▶ MATERIAL FOR THE TASK:
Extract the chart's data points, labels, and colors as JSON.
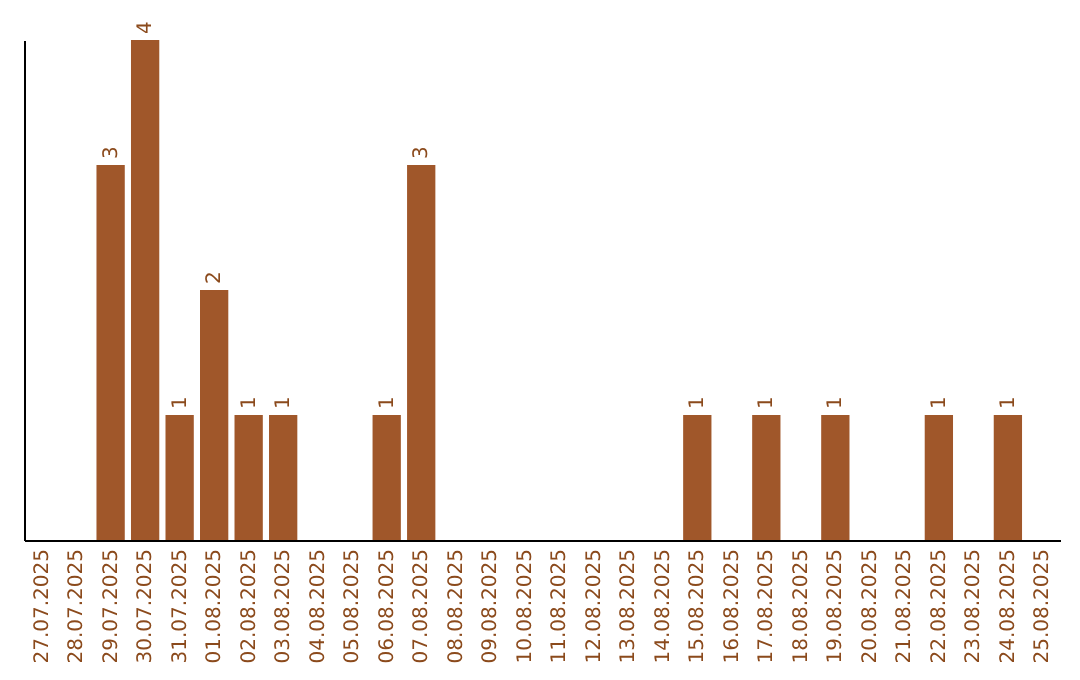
{
  "chart_data": {
    "type": "bar",
    "categories": [
      "27.07.2025",
      "28.07.2025",
      "29.07.2025",
      "30.07.2025",
      "31.07.2025",
      "01.08.2025",
      "02.08.2025",
      "03.08.2025",
      "04.08.2025",
      "05.08.2025",
      "06.08.2025",
      "07.08.2025",
      "08.08.2025",
      "09.08.2025",
      "10.08.2025",
      "11.08.2025",
      "12.08.2025",
      "13.08.2025",
      "14.08.2025",
      "15.08.2025",
      "16.08.2025",
      "17.08.2025",
      "18.08.2025",
      "19.08.2025",
      "20.08.2025",
      "21.08.2025",
      "22.08.2025",
      "23.08.2025",
      "24.08.2025",
      "25.08.2025"
    ],
    "values": [
      0,
      0,
      3,
      4,
      1,
      2,
      1,
      1,
      0,
      0,
      1,
      3,
      0,
      0,
      0,
      0,
      0,
      0,
      0,
      1,
      0,
      1,
      0,
      1,
      0,
      0,
      1,
      0,
      1,
      0
    ],
    "value_labels": [
      null,
      null,
      "3",
      "4",
      "1",
      "2",
      "1",
      "1",
      null,
      null,
      "1",
      "3",
      null,
      null,
      null,
      null,
      null,
      null,
      null,
      "1",
      null,
      "1",
      null,
      "1",
      null,
      null,
      "1",
      null,
      "1",
      null
    ],
    "color": "#a0572a",
    "tick_labels": "x"
  }
}
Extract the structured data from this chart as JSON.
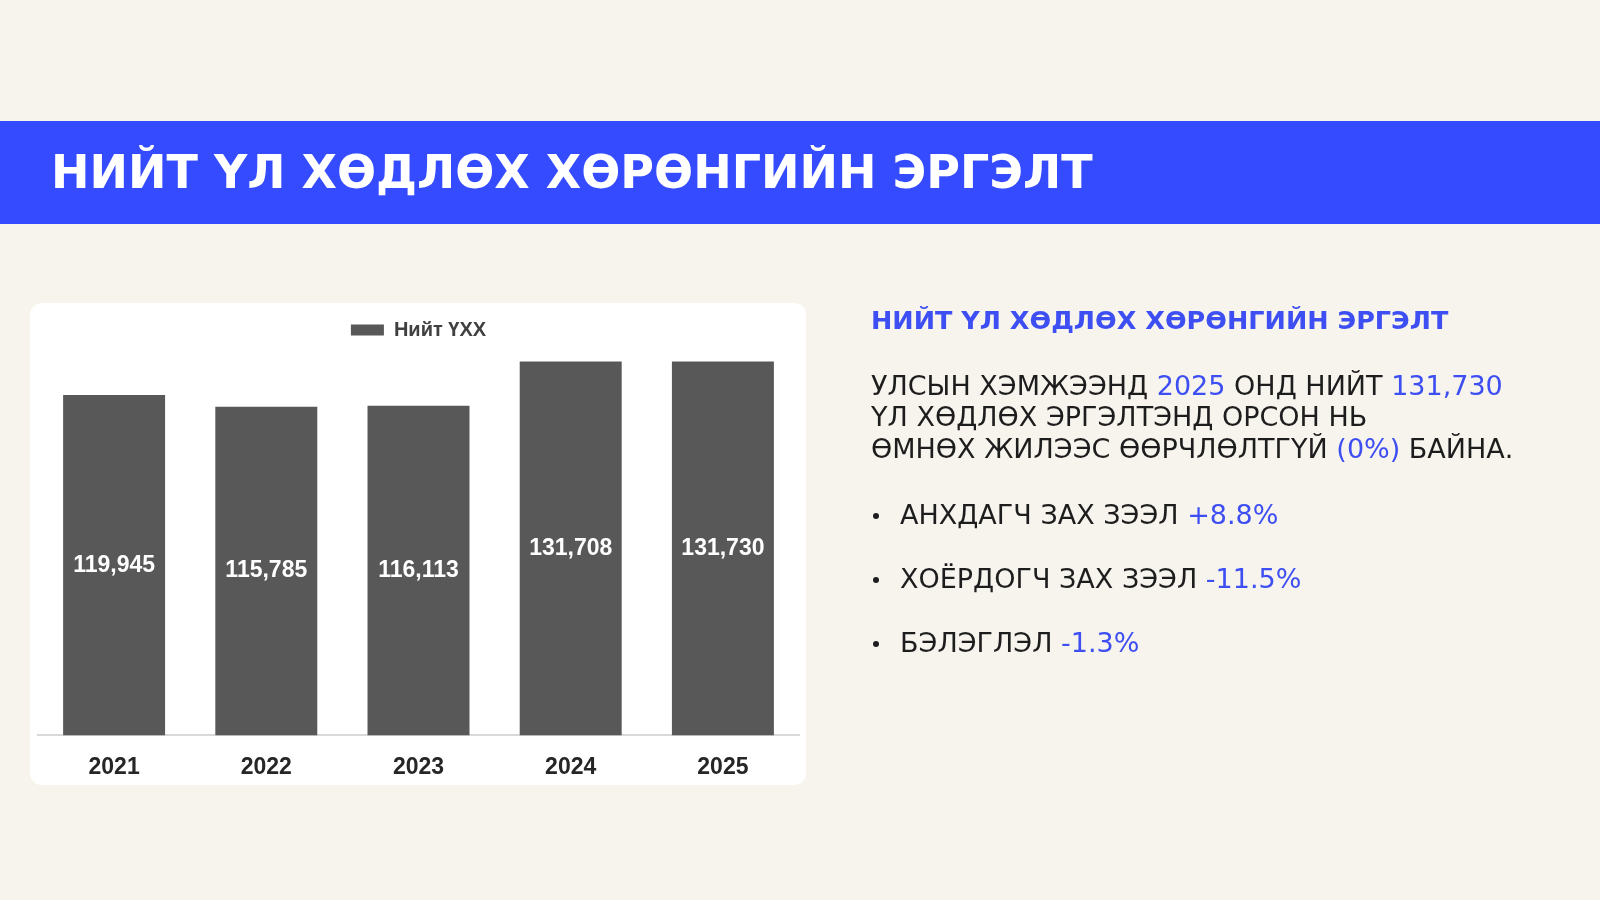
{
  "chart_data": [
    {
      "type": "bar",
      "title": "НИЙТ ҮЛ ХӨДЛӨХ ХӨРӨНГИЙН ЭРГЭЛТ",
      "categories": [
        "2021",
        "2022",
        "2023",
        "2024",
        "2025"
      ],
      "series": [
        {
          "name": "Нийт ҮХХ",
          "color": "#585858",
          "values": [
            119945,
            115785,
            116113,
            131708,
            131730
          ],
          "value_labels": [
            "119,945",
            "115,785",
            "116,113",
            "131,708",
            "131,730"
          ]
        }
      ],
      "tick_labels": "x",
      "legend": "top"
    },
    {
      "type": "other",
      "title": "НИЙТ ҮЛ ХӨДЛӨХ ХӨРӨНГИЙН ЭРГЭЛТ",
      "annotations": [
        "УЛСЫН ХЭМЖЭЭНД 2025 ОНД НИЙТ 131,730\nҮЛ ХӨДЛӨХ ЭРГЭЛТЭНД ОРСОН НЬ\nӨМНӨХ ЖИЛЭЭС ӨӨРЧЛӨЛТГҮЙ (0%) БАЙНА.",
        "АНХДАГЧ ЗАХ ЗЭЭЛ +8.8%",
        "ХОЁРДОГЧ ЗАХ ЗЭЭЛ -11.5%",
        "БЭЛЭГЛЭЛ -1.3%"
      ]
    }
  ]
}
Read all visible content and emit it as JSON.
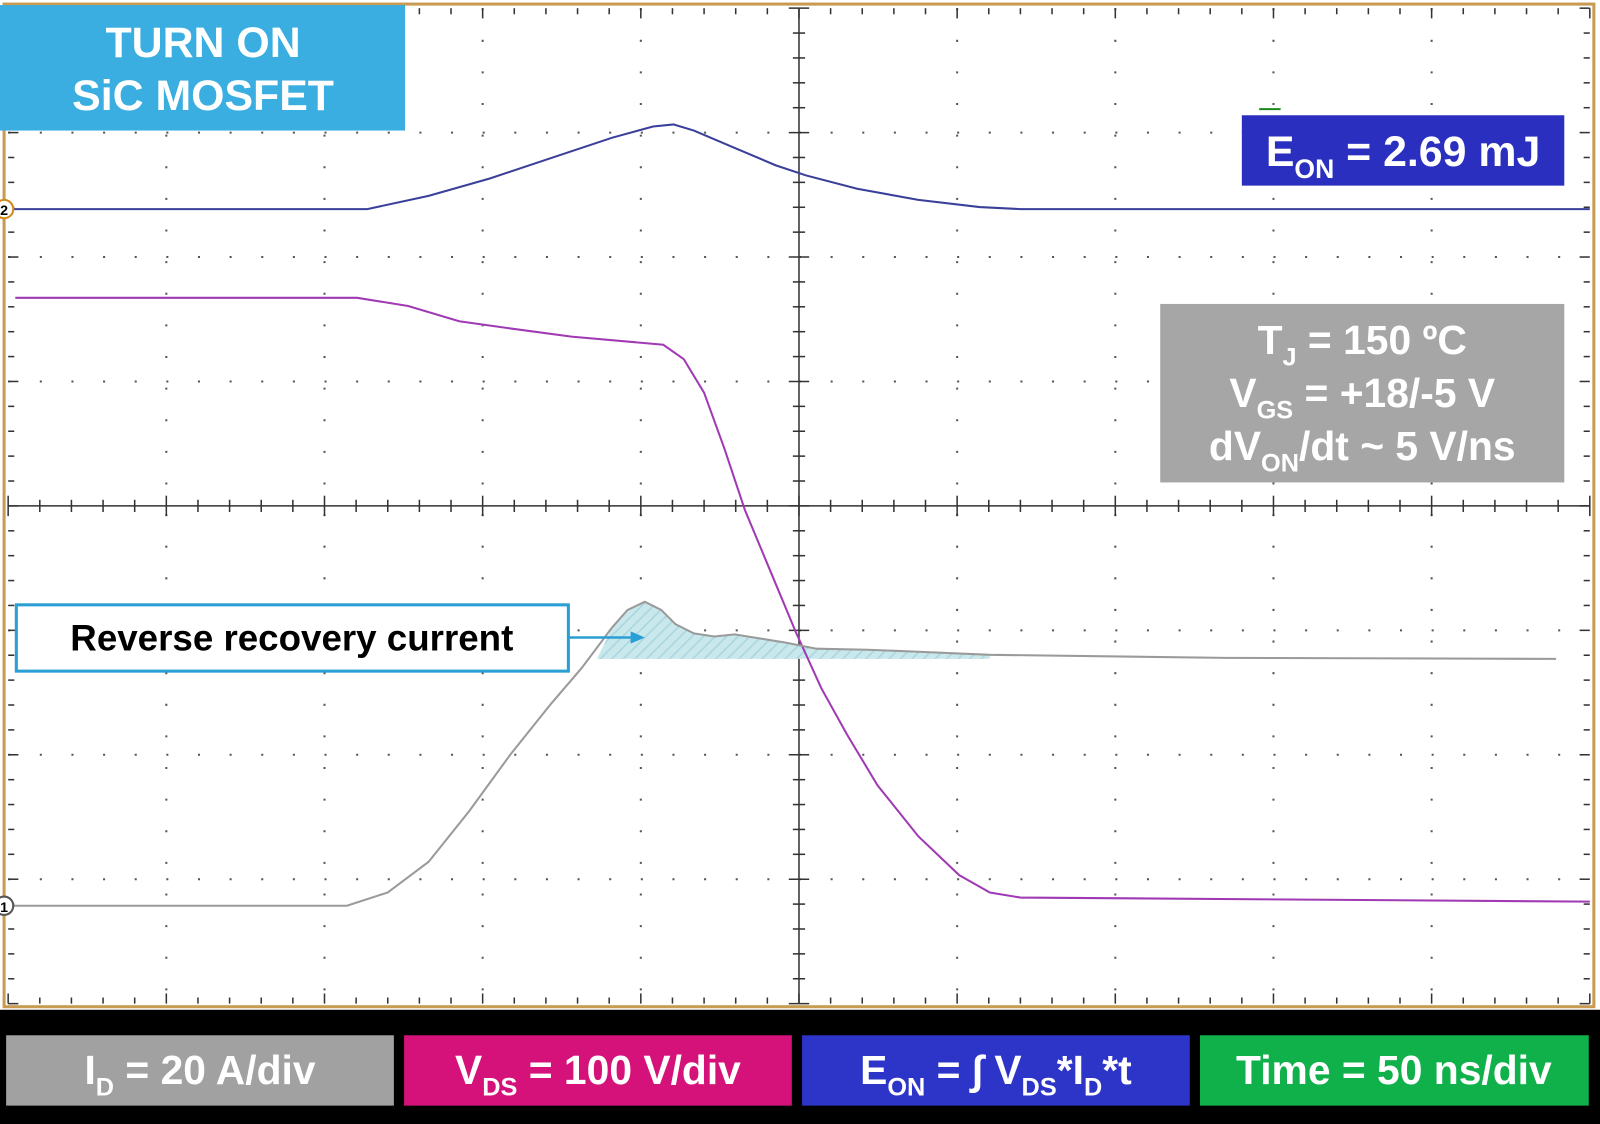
{
  "title": [
    "TURN ON",
    "SiC MOSFET"
  ],
  "energy_result": [
    "E",
    "ON",
    " = 2.69 mJ"
  ],
  "conditions": [
    [
      "T",
      "J",
      " = 150 ºC"
    ],
    [
      "V",
      "GS",
      " = +18/-5 V"
    ],
    [
      "dV",
      "ON",
      "/dt ~ 5 V/ns"
    ]
  ],
  "annotation": "Reverse recovery current",
  "channel_markers": [
    "2",
    "1"
  ],
  "legend": [
    [
      "I",
      "D",
      " = 20 A/div"
    ],
    [
      "V",
      "DS",
      " = 100 V/div"
    ],
    [
      "E",
      "ON",
      " = ∫ V",
      "DS",
      "*I",
      "D",
      "*t"
    ],
    [
      "Time = 50 ns/div"
    ]
  ]
}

▶ GOAL:
Excluding the pictures, reproduce every entry exactly as given.

▶ ANSWER:
Extract the chart's data points, labels, and colors as JSON.
{
  "chart_data": {
    "type": "bar",
    "categories": [
      "27.07.2025",
      "28.07.2025",
      "29.07.2025",
      "30.07.2025",
      "31.07.2025",
      "01.08.2025",
      "02.08.2025",
      "03.08.2025",
      "04.08.2025",
      "05.08.2025",
      "06.08.2025",
      "07.08.2025",
      "08.08.2025",
      "09.08.2025",
      "10.08.2025",
      "11.08.2025",
      "12.08.2025",
      "13.08.2025",
      "14.08.2025",
      "15.08.2025",
      "16.08.2025",
      "17.08.2025",
      "18.08.2025",
      "19.08.2025",
      "20.08.2025",
      "21.08.2025",
      "22.08.2025",
      "23.08.2025",
      "24.08.2025",
      "25.08.2025"
    ],
    "values": [
      0,
      0,
      3,
      4,
      1,
      2,
      1,
      1,
      0,
      0,
      1,
      3,
      0,
      0,
      0,
      0,
      0,
      0,
      0,
      1,
      0,
      1,
      0,
      1,
      0,
      0,
      1,
      0,
      1,
      0
    ],
    "value_labels": [
      null,
      null,
      "3",
      "4",
      "1",
      "2",
      "1",
      "1",
      null,
      null,
      "1",
      "3",
      null,
      null,
      null,
      null,
      null,
      null,
      null,
      "1",
      null,
      "1",
      null,
      "1",
      null,
      null,
      "1",
      null,
      "1",
      null
    ],
    "color": "#a0572a",
    "tick_labels": "x"
  }
}
Extract the structured data from this chart as JSON.
{
  "chart_data": [
    {
      "type": "bar",
      "title": "НИЙТ ҮЛ ХӨДЛӨХ ХӨРӨНГИЙН ЭРГЭЛТ",
      "categories": [
        "2021",
        "2022",
        "2023",
        "2024",
        "2025"
      ],
      "series": [
        {
          "name": "Нийт ҮХХ",
          "color": "#585858",
          "values": [
            119945,
            115785,
            116113,
            131708,
            131730
          ],
          "value_labels": [
            "119,945",
            "115,785",
            "116,113",
            "131,708",
            "131,730"
          ]
        }
      ],
      "tick_labels": "x",
      "legend": "top"
    },
    {
      "type": "other",
      "title": "НИЙТ ҮЛ ХӨДЛӨХ ХӨРӨНГИЙН ЭРГЭЛТ",
      "annotations": [
        "УЛСЫН ХЭМЖЭЭНД 2025 ОНД НИЙТ 131,730\nҮЛ ХӨДЛӨХ ЭРГЭЛТЭНД ОРСОН НЬ\nӨМНӨХ ЖИЛЭЭС ӨӨРЧЛӨЛТГҮЙ (0%) БАЙНА.",
        "АНХДАГЧ ЗАХ ЗЭЭЛ +8.8%",
        "ХОЁРДОГЧ ЗАХ ЗЭЭЛ -11.5%",
        "БЭЛЭГЛЭЛ -1.3%"
      ]
    }
  ]
}
Read all visible content and emit it as JSON.
{
  "title": [
    "TURN ON",
    "SiC MOSFET"
  ],
  "energy_result": [
    "E",
    "ON",
    " = 2.69 mJ"
  ],
  "conditions": [
    [
      "T",
      "J",
      " = 150 ºC"
    ],
    [
      "V",
      "GS",
      " = +18/-5 V"
    ],
    [
      "dV",
      "ON",
      "/dt ~ 5 V/ns"
    ]
  ],
  "annotation": "Reverse recovery current",
  "channel_markers": [
    "2",
    "1"
  ],
  "legend": [
    [
      "I",
      "D",
      " = 20 A/div"
    ],
    [
      "V",
      "DS",
      " = 100 V/div"
    ],
    [
      "E",
      "ON",
      " = ∫ V",
      "DS",
      "*I",
      "D",
      "*t"
    ],
    [
      "Time = 50 ns/div"
    ]
  ]
}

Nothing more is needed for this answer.